# EXERCISE GOAL
Would you pull out every line of the material that contains the string "strzałki"?

# Stored items from a collection

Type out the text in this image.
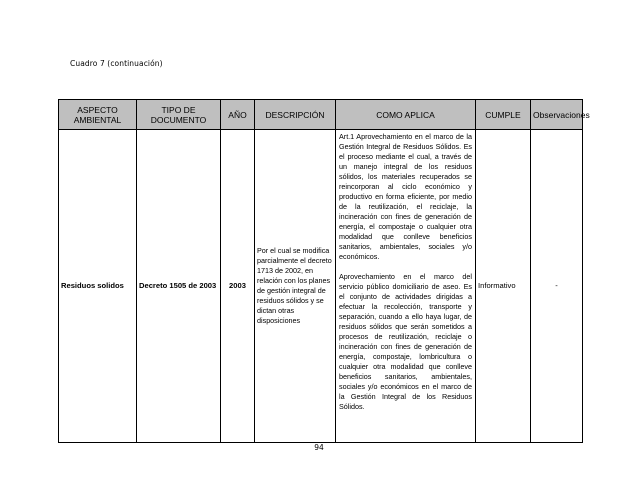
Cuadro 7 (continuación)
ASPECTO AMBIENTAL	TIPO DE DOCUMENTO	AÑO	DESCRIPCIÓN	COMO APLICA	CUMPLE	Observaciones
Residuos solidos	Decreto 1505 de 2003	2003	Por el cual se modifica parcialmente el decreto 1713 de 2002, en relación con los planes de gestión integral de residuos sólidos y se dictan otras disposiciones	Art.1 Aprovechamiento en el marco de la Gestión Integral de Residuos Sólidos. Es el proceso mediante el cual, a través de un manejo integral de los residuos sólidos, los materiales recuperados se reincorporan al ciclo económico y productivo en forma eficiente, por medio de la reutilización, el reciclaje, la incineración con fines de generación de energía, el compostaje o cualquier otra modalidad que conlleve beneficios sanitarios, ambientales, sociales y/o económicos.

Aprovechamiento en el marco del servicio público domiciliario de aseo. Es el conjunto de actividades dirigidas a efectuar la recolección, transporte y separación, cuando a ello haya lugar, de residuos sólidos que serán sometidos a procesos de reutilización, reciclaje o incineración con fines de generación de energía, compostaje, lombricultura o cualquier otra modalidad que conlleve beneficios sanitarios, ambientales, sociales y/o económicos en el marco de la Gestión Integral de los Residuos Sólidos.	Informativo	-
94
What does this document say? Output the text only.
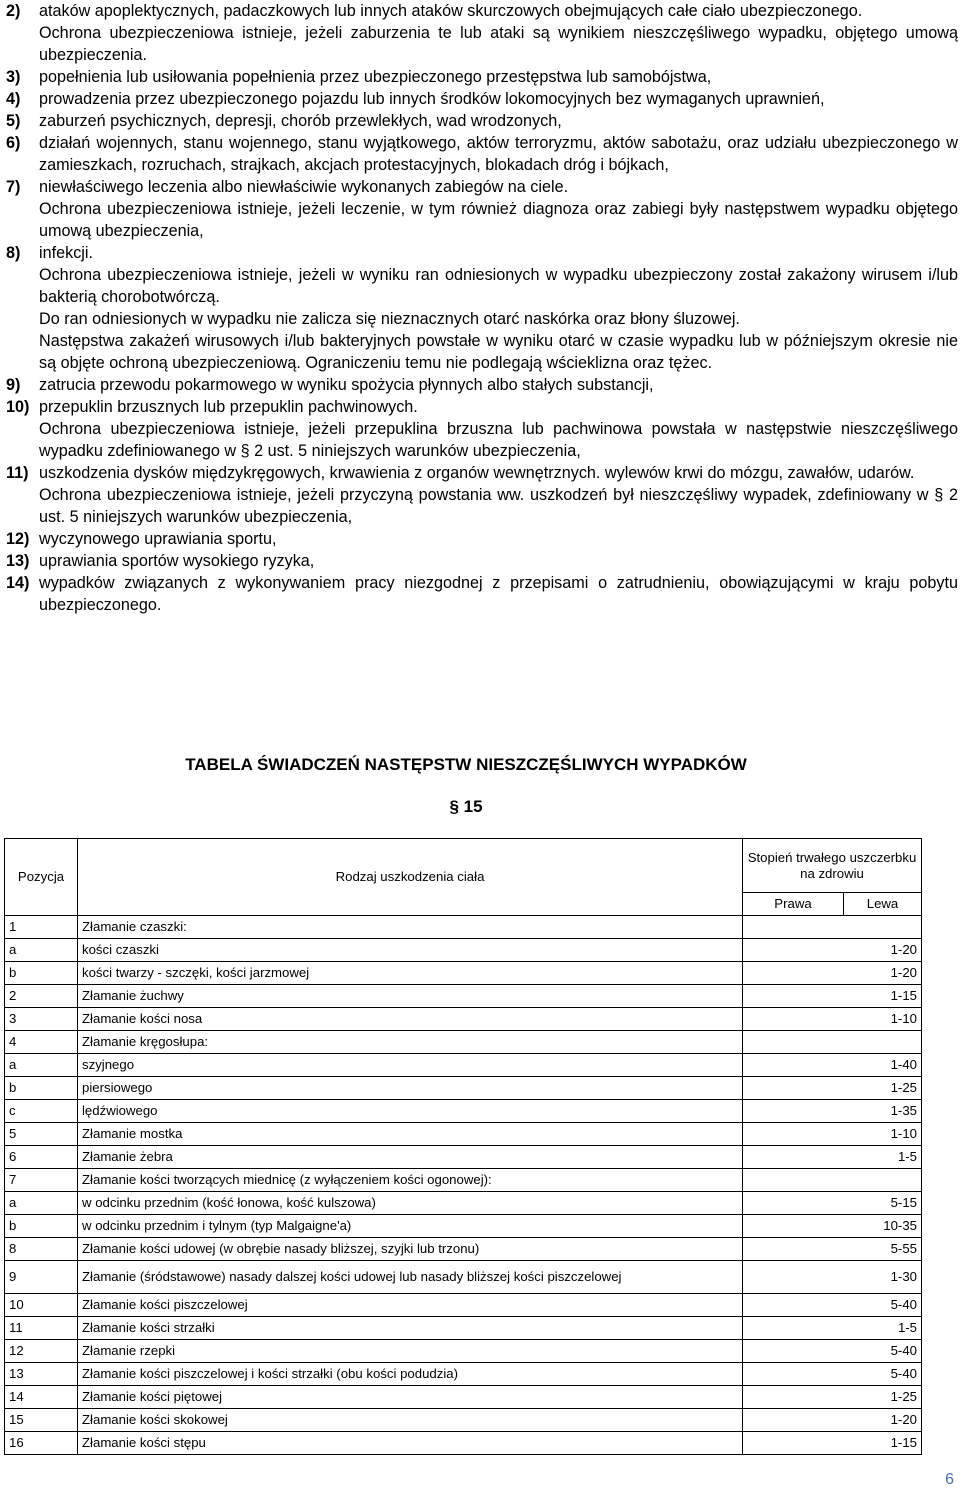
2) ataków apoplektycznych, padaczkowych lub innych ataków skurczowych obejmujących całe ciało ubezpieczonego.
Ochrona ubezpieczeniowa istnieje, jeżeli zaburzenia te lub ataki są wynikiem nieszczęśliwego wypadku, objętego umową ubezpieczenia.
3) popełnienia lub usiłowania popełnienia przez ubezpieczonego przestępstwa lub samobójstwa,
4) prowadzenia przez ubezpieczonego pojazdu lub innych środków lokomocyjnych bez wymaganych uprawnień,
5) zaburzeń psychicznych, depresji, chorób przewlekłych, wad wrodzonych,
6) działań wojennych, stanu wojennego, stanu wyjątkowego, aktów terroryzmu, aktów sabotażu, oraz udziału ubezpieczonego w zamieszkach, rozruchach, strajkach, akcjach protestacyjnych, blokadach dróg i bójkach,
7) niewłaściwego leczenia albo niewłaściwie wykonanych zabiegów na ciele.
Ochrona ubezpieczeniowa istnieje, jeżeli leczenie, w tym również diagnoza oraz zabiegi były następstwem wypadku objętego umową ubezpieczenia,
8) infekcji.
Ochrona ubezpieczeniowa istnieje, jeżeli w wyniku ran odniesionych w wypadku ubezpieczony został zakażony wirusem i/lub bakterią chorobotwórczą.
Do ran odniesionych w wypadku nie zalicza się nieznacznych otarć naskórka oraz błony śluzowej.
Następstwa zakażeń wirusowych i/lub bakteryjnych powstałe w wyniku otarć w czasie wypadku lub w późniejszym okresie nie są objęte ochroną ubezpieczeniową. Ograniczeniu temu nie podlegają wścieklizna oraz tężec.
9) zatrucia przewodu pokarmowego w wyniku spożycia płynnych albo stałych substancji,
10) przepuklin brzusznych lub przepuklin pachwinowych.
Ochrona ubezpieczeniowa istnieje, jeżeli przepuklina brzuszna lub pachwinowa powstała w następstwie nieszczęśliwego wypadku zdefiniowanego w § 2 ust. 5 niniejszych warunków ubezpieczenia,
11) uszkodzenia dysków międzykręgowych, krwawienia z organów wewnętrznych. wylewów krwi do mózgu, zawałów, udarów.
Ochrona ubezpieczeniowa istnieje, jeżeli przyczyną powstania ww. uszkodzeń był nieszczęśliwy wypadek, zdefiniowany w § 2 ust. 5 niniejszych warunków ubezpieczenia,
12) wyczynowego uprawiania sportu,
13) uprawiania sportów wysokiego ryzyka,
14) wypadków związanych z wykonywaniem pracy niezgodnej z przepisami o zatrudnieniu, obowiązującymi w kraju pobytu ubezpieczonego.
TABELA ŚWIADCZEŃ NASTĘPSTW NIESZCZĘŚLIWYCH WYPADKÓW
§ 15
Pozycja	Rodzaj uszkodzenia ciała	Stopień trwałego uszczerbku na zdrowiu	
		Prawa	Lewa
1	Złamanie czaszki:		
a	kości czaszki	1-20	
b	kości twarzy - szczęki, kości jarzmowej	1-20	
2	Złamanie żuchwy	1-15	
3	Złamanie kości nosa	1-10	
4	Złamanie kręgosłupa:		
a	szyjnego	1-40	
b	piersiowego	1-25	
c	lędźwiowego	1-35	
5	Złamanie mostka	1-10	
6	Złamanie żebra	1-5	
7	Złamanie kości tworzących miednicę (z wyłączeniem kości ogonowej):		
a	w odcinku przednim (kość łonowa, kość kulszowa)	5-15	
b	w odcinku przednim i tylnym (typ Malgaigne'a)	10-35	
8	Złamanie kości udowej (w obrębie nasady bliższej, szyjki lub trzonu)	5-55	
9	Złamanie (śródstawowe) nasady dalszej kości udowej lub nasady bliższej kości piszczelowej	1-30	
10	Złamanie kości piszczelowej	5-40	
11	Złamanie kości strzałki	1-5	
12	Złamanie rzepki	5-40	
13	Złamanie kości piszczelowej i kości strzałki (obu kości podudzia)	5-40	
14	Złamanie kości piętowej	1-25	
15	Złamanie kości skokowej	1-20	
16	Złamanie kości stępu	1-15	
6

# FINISHED EXERCISE
11	Złamanie kości strzałki	1-5	
13	Złamanie kości piszczelowej i kości strzałki (obu kości podudzia)	5-40	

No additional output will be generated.